» **EXERCISE AIM**:
Filter the records below down to lines containing "likes".

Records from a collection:
+++

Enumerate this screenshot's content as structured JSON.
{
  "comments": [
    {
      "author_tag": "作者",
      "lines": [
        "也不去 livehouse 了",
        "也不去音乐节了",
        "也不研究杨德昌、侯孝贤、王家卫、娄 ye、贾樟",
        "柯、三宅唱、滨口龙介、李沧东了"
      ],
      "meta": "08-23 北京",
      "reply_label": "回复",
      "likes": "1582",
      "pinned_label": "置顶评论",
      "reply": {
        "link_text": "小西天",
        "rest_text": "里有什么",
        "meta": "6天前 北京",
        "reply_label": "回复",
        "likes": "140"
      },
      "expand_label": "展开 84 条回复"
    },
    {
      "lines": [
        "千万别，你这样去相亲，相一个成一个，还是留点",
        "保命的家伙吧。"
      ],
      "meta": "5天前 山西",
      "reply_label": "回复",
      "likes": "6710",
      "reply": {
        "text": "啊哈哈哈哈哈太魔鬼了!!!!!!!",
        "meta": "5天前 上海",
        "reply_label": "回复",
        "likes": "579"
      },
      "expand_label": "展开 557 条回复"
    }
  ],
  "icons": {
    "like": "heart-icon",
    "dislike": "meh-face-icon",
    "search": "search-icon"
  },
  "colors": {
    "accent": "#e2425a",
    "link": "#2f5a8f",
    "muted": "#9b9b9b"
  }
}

+++

» **SOLUTION TO THE PROBLEM**:
      "likes": "1582",
        "likes": "140"
      "likes": "6710",
        "likes": "579"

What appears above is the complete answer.